◆ WRITTEN EXERCISE ◆
Recast the material as a Markdown table with columns "Row" and "Line," one numbered row per line and blank lines left out. Begin at the line that contains "Patent image size: (701, 470)." and stop at the last line of the material.

----- DATA PROVIDED

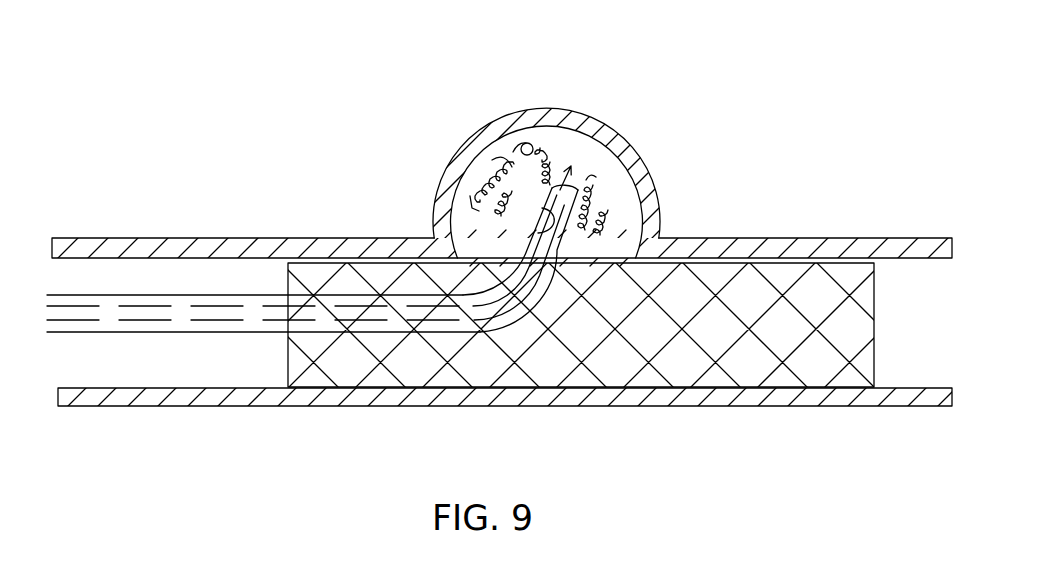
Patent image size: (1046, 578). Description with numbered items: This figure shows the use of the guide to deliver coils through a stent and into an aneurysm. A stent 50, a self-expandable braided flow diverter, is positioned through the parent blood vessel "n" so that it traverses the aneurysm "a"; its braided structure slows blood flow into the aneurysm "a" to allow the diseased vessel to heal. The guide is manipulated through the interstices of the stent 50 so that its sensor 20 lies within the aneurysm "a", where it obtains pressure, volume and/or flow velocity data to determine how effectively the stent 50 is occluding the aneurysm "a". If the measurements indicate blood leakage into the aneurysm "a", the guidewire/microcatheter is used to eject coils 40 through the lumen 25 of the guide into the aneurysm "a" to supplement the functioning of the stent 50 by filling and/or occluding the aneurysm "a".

The sensor 20 is at (538, 228).
The lumen 25 is at (160, 323).
The coils 40 is at (536, 150).
The stent 50 is at (740, 310).
The aneurysm a is at (640, 180).
The parent vessel n is at (851, 388).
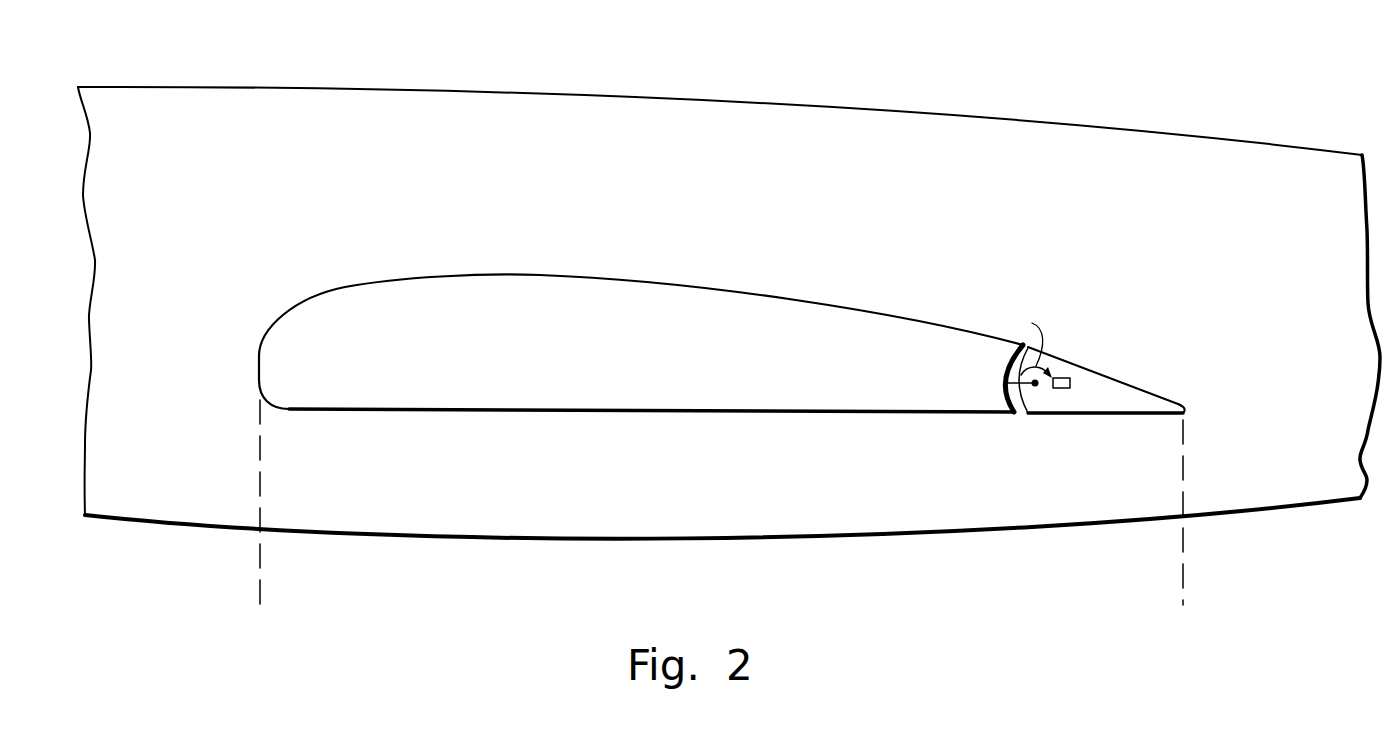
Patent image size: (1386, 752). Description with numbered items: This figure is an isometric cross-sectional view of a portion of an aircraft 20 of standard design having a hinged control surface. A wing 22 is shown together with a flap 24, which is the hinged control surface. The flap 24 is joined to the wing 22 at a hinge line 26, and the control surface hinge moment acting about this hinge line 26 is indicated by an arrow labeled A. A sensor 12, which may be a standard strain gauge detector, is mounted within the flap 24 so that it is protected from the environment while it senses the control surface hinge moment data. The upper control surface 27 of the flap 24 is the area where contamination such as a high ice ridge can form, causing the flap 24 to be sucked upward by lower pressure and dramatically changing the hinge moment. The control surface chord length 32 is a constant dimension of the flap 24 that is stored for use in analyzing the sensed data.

The aircraft 20 is at (783, 70).
The wing 22 is at (555, 292).
The flap 24 is at (1136, 401).
The control surface 27 is at (1100, 367).
The hinge line 26 is at (1036, 388).
The sensor 12 is at (1063, 389).
The control surface chord length 32 is at (1181, 592).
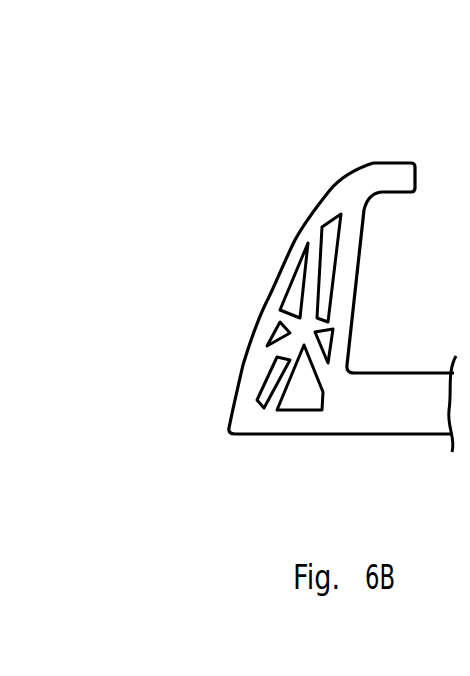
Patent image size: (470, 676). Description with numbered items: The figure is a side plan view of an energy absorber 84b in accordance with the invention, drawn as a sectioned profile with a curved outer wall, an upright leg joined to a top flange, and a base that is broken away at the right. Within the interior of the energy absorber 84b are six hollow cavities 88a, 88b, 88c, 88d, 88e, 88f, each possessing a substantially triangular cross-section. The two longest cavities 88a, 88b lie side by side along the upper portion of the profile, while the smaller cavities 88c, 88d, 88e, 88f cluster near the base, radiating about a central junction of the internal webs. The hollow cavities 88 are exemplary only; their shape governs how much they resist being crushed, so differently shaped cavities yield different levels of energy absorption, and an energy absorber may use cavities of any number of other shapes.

The hollow cavities 88 is at (213, 164).
The energy absorber 84b is at (373, 167).
The hollow cavity 88a is at (328, 221).
The hollow cavity 88b is at (298, 265).
The hollow cavity 88c is at (272, 328).
The hollow cavity 88d is at (268, 382).
The hollow cavity 88e is at (300, 402).
The hollow cavity 88f is at (320, 345).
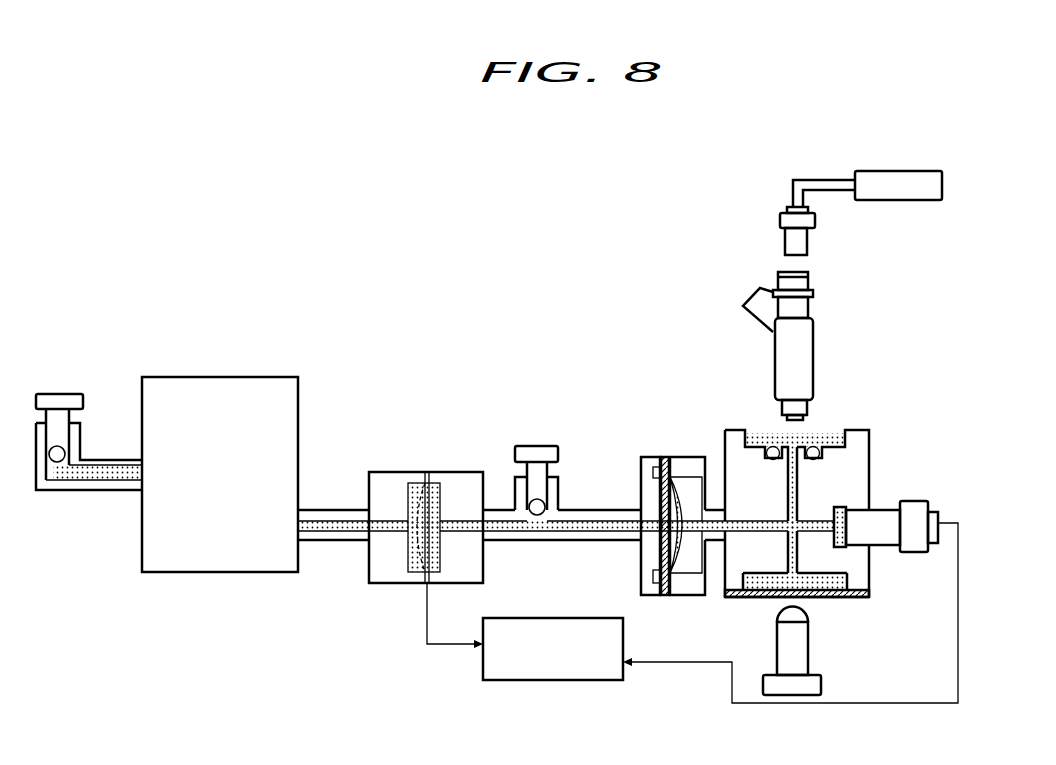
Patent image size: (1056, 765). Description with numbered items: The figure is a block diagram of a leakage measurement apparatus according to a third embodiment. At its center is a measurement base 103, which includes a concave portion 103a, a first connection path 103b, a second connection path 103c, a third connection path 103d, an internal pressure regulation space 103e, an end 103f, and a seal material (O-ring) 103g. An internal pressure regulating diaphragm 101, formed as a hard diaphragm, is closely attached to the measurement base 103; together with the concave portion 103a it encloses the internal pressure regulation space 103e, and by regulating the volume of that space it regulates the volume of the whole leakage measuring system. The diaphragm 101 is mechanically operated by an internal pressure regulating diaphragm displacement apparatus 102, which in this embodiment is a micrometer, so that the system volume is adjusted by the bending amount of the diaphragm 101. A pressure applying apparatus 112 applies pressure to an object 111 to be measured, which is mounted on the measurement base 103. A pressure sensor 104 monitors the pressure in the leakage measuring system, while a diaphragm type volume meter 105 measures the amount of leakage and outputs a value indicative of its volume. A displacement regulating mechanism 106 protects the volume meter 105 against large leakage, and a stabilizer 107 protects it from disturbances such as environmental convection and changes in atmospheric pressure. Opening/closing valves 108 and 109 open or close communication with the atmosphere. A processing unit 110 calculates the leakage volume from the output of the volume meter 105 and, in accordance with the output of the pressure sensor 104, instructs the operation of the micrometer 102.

The internal pressure regulating diaphragm 101 is at (870, 589).
The internal pressure regulating diaphragm displacement apparatus 102 is at (808, 652).
The measurement base 103 is at (869, 484).
The concave portion 103a is at (838, 597).
The first connection path 103b is at (797, 487).
The second connection path 103c is at (820, 520).
The third connection path 103d is at (745, 520).
The internal pressure regulation space 103e is at (757, 575).
The end 103f is at (805, 440).
The seal material (O-ring) 103g is at (817, 440).
The pressure sensor 104 is at (917, 500).
The diaphragm type volume meter 105 is at (433, 472).
The displacement regulating mechanism 106 is at (680, 457).
The stabilizer 107 is at (231, 377).
The opening/closing valve 108 is at (546, 446).
The opening/closing valve 109 is at (68, 394).
The processing unit 110 is at (483, 665).
The object to be measured 111 is at (815, 347).
The pressure applying apparatus 112 is at (900, 171).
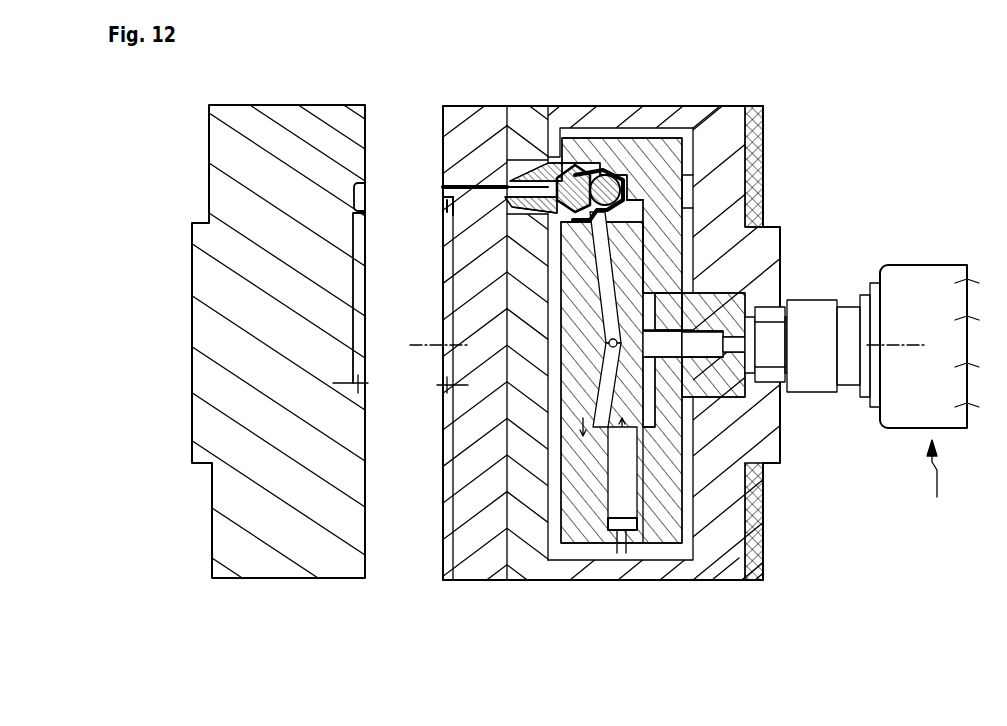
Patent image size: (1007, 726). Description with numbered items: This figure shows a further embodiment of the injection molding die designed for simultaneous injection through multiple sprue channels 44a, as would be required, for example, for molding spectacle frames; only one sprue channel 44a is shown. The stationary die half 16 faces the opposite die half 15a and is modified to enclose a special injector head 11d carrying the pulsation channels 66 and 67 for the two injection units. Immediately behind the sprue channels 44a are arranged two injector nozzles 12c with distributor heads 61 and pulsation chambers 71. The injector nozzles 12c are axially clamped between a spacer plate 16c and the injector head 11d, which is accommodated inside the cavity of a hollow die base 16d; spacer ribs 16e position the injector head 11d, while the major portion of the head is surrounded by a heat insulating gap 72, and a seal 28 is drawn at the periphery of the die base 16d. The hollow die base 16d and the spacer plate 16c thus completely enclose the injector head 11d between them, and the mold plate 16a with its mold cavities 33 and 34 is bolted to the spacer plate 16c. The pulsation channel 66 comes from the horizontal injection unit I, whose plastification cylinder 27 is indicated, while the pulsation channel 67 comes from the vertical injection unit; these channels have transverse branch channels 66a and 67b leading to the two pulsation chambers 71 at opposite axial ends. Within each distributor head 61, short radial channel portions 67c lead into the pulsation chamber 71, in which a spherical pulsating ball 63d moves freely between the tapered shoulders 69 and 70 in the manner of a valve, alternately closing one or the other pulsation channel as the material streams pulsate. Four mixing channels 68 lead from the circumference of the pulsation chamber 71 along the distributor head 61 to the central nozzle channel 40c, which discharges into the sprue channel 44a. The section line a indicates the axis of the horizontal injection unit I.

The fixed mold half 15a is at (273, 562).
The mold cavity 33 is at (356, 229).
The stationary die half 16 is at (592, 600).
The mold plate 16a is at (457, 557).
The spacer plate 16c is at (523, 557).
The hollow die base 16d is at (730, 562).
The spacer ribs 16e is at (765, 542).
The seal ring 28 is at (758, 513).
The transverse branch channel 67b is at (762, 470).
The injector head 11d is at (665, 160).
The tapered shoulder 70 is at (688, 178).
The transverse branch channel 66a is at (640, 197).
The pulsation chamber 71 is at (583, 212).
The radial channel portion 67c is at (557, 220).
The pulsation channel 67 is at (685, 405).
The heat insulating gap 72 is at (638, 555).
The pulsation channel 66 is at (770, 232).
The plastification cylinder 27 is at (925, 290).
The sprue channel 44a is at (480, 186).
The tapered shoulder 69 is at (512, 178).
The mold cavity 34 is at (447, 210).
The mixing channel 68 is at (562, 170).
The ball seat 63d is at (618, 182).
The distributor head 61 is at (586, 172).
The nozzle channel 40c is at (513, 170).
The injector nozzle 12c is at (530, 172).
The axis a is at (665, 346).
The horizontal injection unit I is at (934, 484).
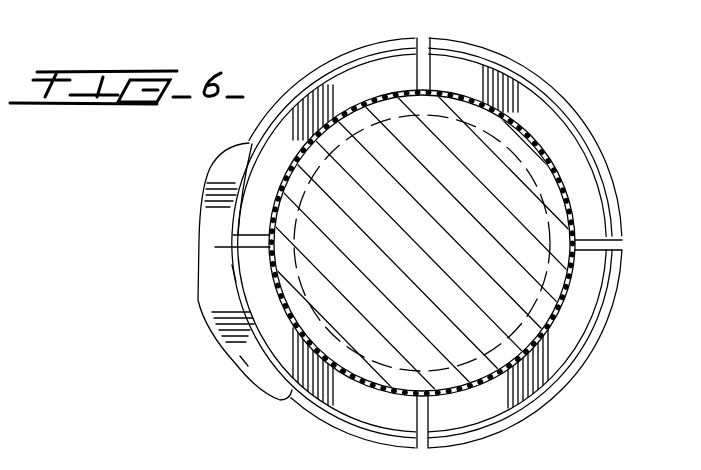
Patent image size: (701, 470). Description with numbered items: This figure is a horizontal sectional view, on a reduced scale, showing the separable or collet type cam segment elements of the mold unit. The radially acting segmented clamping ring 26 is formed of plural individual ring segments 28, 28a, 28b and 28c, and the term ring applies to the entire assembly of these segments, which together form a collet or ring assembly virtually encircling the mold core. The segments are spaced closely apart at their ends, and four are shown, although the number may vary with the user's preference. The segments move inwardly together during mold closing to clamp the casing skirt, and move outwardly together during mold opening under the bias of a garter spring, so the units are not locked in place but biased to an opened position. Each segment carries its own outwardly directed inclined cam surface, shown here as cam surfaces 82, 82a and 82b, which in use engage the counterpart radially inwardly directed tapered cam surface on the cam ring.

The segmented clamping ring 26 is at (592, 100).
The ring segment 28 is at (343, 93).
The ring segment 28a is at (505, 74).
The ring segment 28b is at (583, 292).
The ring segment 28c is at (332, 388).
The inclined cam surface 82 is at (389, 48).
The inclined cam surface 82a is at (586, 138).
The inclined cam surface 82b is at (582, 355).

----------

◆ COMPLETE OUTPUT ◆
| Row | Line |
|---|---|
| 1 | Patent image size: (701, 470). Description with numbered items: This figure is a horizontal sectional view, on a reduced scale, showing the separable or collet type cam segment elements of the mold unit. The radially acting segmented clamping ring 26 is formed of plural individual ring segments 28, 28a, 28b and 28c, and the term ring applies to the entire assembly of these segments, which together form a collet or ring assembly virtually encircling the mold core. The segments are spaced closely apart at their ends, and four are shown, although the number may vary with the user's preference. The segments move inwardly together during mold closing to clamp the casing skirt, and move outwardly together during mold opening under the bias of a garter spring, so the units are not locked in place but biased to an opened position. Each segment carries its own outwardly directed inclined cam surface, shown here as cam surfaces 82, 82a and 82b, which in use engage the counterpart radially inwardly directed tapered cam surface on the cam ring. |
| 2 | The segmented clamping ring 26 is at (592, 100). |
| 3 | The ring segment 28 is at (343, 93). |
| 4 | The ring segment 28a is at (505, 74). |
| 5 | The ring segment 28b is at (583, 292). |
| 6 | The ring segment 28c is at (332, 388). |
| 7 | The inclined cam surface 82 is at (389, 48). |
| 8 | The inclined cam surface 82a is at (586, 138). |
| 9 | The inclined cam surface 82b is at (582, 355). |